• WHAT YOU ARE ASKED TO DO
Return the entries verbatim and drop every picture.

Stored data:
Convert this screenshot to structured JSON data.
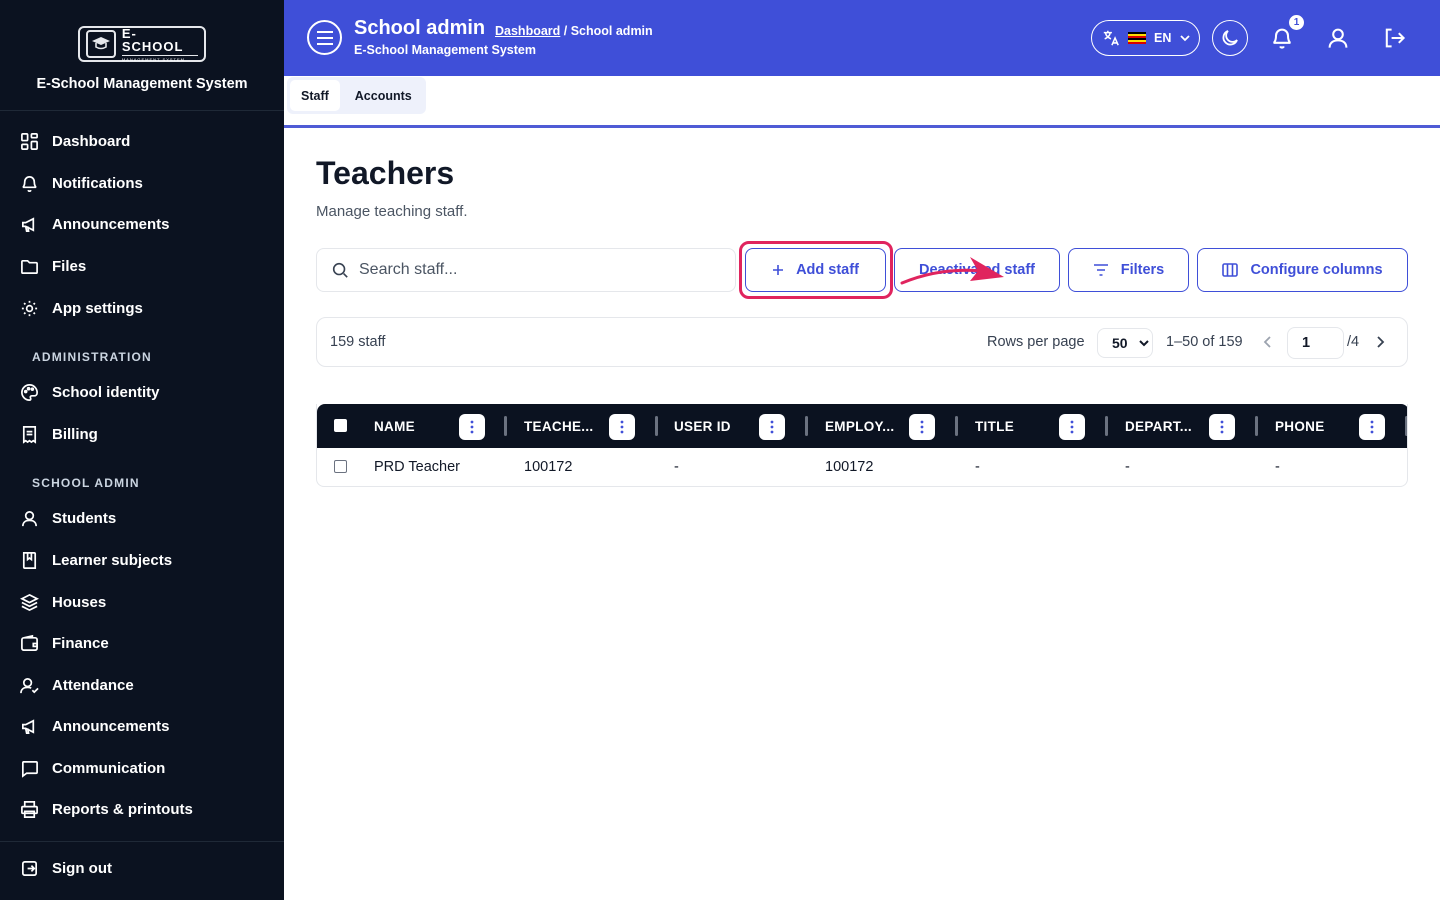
{
  "sidebar": {
    "logo_main": "E-SCHOOL",
    "logo_sub": "MANAGEMENT SYSTEM",
    "title": "E-School Management System",
    "items": [
      {
        "label": "Dashboard"
      },
      {
        "label": "Notifications"
      },
      {
        "label": "Announcements"
      },
      {
        "label": "Files"
      },
      {
        "label": "App settings"
      }
    ],
    "section_admin": "ADMINISTRATION",
    "admin_items": [
      {
        "label": "School identity"
      },
      {
        "label": "Billing"
      }
    ],
    "section_school": "SCHOOL ADMIN",
    "school_items": [
      {
        "label": "Students"
      },
      {
        "label": "Learner subjects"
      },
      {
        "label": "Houses"
      },
      {
        "label": "Finance"
      },
      {
        "label": "Attendance"
      },
      {
        "label": "Announcements"
      },
      {
        "label": "Communication"
      },
      {
        "label": "Reports & printouts"
      }
    ],
    "sign_out": "Sign out"
  },
  "header": {
    "title": "School admin",
    "crumb_link": "Dashboard",
    "crumb_rest": " / School admin",
    "subtitle": "E-School Management System",
    "lang": "EN",
    "notification_count": "1",
    "color": "#3f4fd8"
  },
  "tabs": [
    {
      "label": "Staff",
      "active": true
    },
    {
      "label": "Accounts",
      "active": false
    }
  ],
  "main": {
    "title": "Teachers",
    "description": "Manage teaching staff.",
    "search_placeholder": "Search staff...",
    "add_button": "Add staff",
    "deactivated_button": "Deactivated staff",
    "filters_button": "Filters",
    "configure_button": "Configure columns"
  },
  "pager": {
    "count": "159 staff",
    "rows_per_page_label": "Rows per page",
    "rows_per_page": "50",
    "rows_options": [
      "50"
    ],
    "range": "1–50 of 159",
    "page": "1",
    "total_pages": "/4"
  },
  "table": {
    "columns": [
      "NAME",
      "TEACHE...",
      "USER ID",
      "EMPLOY...",
      "TITLE",
      "DEPART...",
      "PHONE"
    ],
    "rows": [
      [
        "PRD Teacher",
        "100172",
        "-",
        "100172",
        "-",
        "-",
        "-"
      ]
    ]
  }
}
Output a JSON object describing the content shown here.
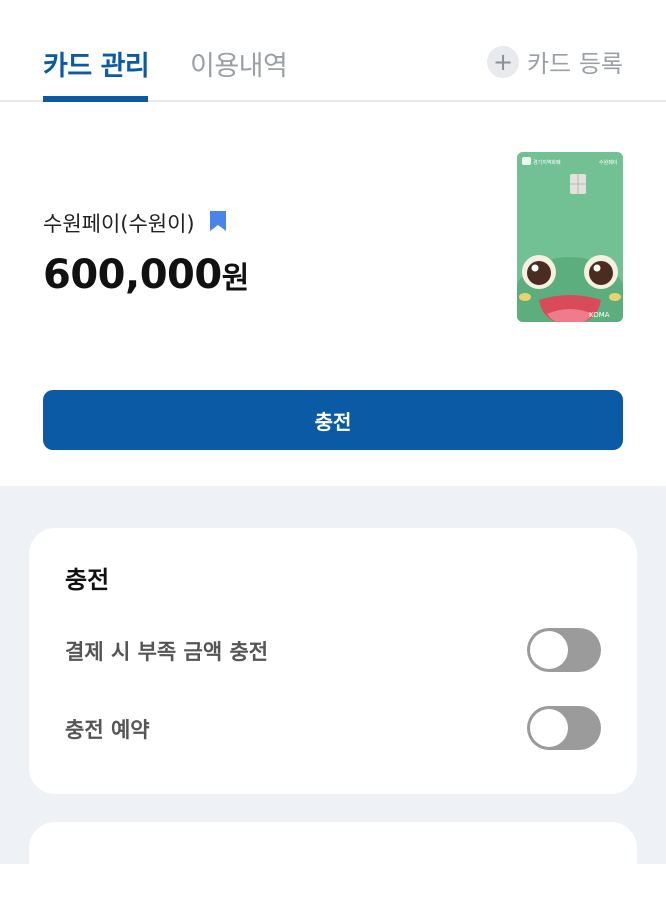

• COMPLETE OUTPUT
Convert this screenshot to structured JSON data.
{
  "sidebar": {
    "logo_main": "E-SCHOOL",
    "logo_sub": "MANAGEMENT SYSTEM",
    "title": "E-School Management System",
    "items": [
      {
        "label": "Dashboard"
      },
      {
        "label": "Notifications"
      },
      {
        "label": "Announcements"
      },
      {
        "label": "Files"
      },
      {
        "label": "App settings"
      }
    ],
    "section_admin": "ADMINISTRATION",
    "admin_items": [
      {
        "label": "School identity"
      },
      {
        "label": "Billing"
      }
    ],
    "section_school": "SCHOOL ADMIN",
    "school_items": [
      {
        "label": "Students"
      },
      {
        "label": "Learner subjects"
      },
      {
        "label": "Houses"
      },
      {
        "label": "Finance"
      },
      {
        "label": "Attendance"
      },
      {
        "label": "Announcements"
      },
      {
        "label": "Communication"
      },
      {
        "label": "Reports & printouts"
      }
    ],
    "sign_out": "Sign out"
  },
  "header": {
    "title": "School admin",
    "crumb_link": "Dashboard",
    "crumb_rest": " / School admin",
    "subtitle": "E-School Management System",
    "lang": "EN",
    "notification_count": "1",
    "color": "#3f4fd8"
  },
  "tabs": [
    {
      "label": "Staff",
      "active": true
    },
    {
      "label": "Accounts",
      "active": false
    }
  ],
  "main": {
    "title": "Teachers",
    "description": "Manage teaching staff.",
    "search_placeholder": "Search staff...",
    "add_button": "Add staff",
    "deactivated_button": "Deactivated staff",
    "filters_button": "Filters",
    "configure_button": "Configure columns"
  },
  "pager": {
    "count": "159 staff",
    "rows_per_page_label": "Rows per page",
    "rows_per_page": "50",
    "rows_options": [
      "50"
    ],
    "range": "1–50 of 159",
    "page": "1",
    "total_pages": "/4"
  },
  "table": {
    "columns": [
      "NAME",
      "TEACHE...",
      "USER ID",
      "EMPLOY...",
      "TITLE",
      "DEPART...",
      "PHONE"
    ],
    "rows": [
      [
        "PRD Teacher",
        "100172",
        "-",
        "100172",
        "-",
        "-",
        "-"
      ]
    ]
  }
}
Output a JSON object describing the content shown here.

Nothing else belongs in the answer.